WORK INSTRUCTIONS:
Repeat the listing in full, preserving every character.

DATA EXCERPTS:
* * * * * * *

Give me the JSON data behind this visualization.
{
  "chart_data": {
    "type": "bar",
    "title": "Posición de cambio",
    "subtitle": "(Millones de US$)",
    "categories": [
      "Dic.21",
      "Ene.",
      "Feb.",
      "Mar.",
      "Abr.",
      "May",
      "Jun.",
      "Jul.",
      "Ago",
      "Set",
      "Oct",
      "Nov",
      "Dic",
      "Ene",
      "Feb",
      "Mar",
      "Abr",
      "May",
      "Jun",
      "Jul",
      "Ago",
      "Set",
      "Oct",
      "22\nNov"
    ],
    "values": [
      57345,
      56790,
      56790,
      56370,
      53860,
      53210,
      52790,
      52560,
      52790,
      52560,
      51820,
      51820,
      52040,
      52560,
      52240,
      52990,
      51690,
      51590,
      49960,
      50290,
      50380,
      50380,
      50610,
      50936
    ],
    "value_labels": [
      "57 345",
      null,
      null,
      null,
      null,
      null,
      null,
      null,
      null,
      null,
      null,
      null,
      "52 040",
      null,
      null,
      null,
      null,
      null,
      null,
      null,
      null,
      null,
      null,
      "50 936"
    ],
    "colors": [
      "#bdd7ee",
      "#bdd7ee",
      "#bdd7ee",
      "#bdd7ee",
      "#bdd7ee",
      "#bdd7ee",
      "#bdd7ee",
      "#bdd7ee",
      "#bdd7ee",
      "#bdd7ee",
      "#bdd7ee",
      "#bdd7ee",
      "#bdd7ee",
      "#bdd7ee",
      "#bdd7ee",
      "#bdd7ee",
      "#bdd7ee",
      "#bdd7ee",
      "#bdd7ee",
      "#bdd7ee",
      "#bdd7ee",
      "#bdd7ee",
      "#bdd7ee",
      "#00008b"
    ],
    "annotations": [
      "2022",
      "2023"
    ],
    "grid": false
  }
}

* * * * * * *

RESULT FOR THIS EXERCISE:
Give me the JSON data behind this visualization.
{
  "chart_data": {
    "type": "bar",
    "title": "Posición de cambio",
    "subtitle": "(Millones de US$)",
    "categories": [
      "Dic.21",
      "Ene.",
      "Feb.",
      "Mar.",
      "Abr.",
      "May",
      "Jun.",
      "Jul.",
      "Ago",
      "Set",
      "Oct",
      "Nov",
      "Dic",
      "Ene",
      "Feb",
      "Mar",
      "Abr",
      "May",
      "Jun",
      "Jul",
      "Ago",
      "Set",
      "Oct",
      "22\nNov"
    ],
    "values": [
      57345,
      56790,
      56790,
      56370,
      53860,
      53210,
      52790,
      52560,
      52790,
      52560,
      51820,
      51820,
      52040,
      52560,
      52240,
      52990,
      51690,
      51590,
      49960,
      50290,
      50380,
      50380,
      50610,
      50936
    ],
    "value_labels": [
      "57 345",
      null,
      null,
      null,
      null,
      null,
      null,
      null,
      null,
      null,
      null,
      null,
      "52 040",
      null,
      null,
      null,
      null,
      null,
      null,
      null,
      null,
      null,
      null,
      "50 936"
    ],
    "colors": [
      "#bdd7ee",
      "#bdd7ee",
      "#bdd7ee",
      "#bdd7ee",
      "#bdd7ee",
      "#bdd7ee",
      "#bdd7ee",
      "#bdd7ee",
      "#bdd7ee",
      "#bdd7ee",
      "#bdd7ee",
      "#bdd7ee",
      "#bdd7ee",
      "#bdd7ee",
      "#bdd7ee",
      "#bdd7ee",
      "#bdd7ee",
      "#bdd7ee",
      "#bdd7ee",
      "#bdd7ee",
      "#bdd7ee",
      "#bdd7ee",
      "#bdd7ee",
      "#00008b"
    ],
    "annotations": [
      "2022",
      "2023"
    ],
    "grid": false
  }
}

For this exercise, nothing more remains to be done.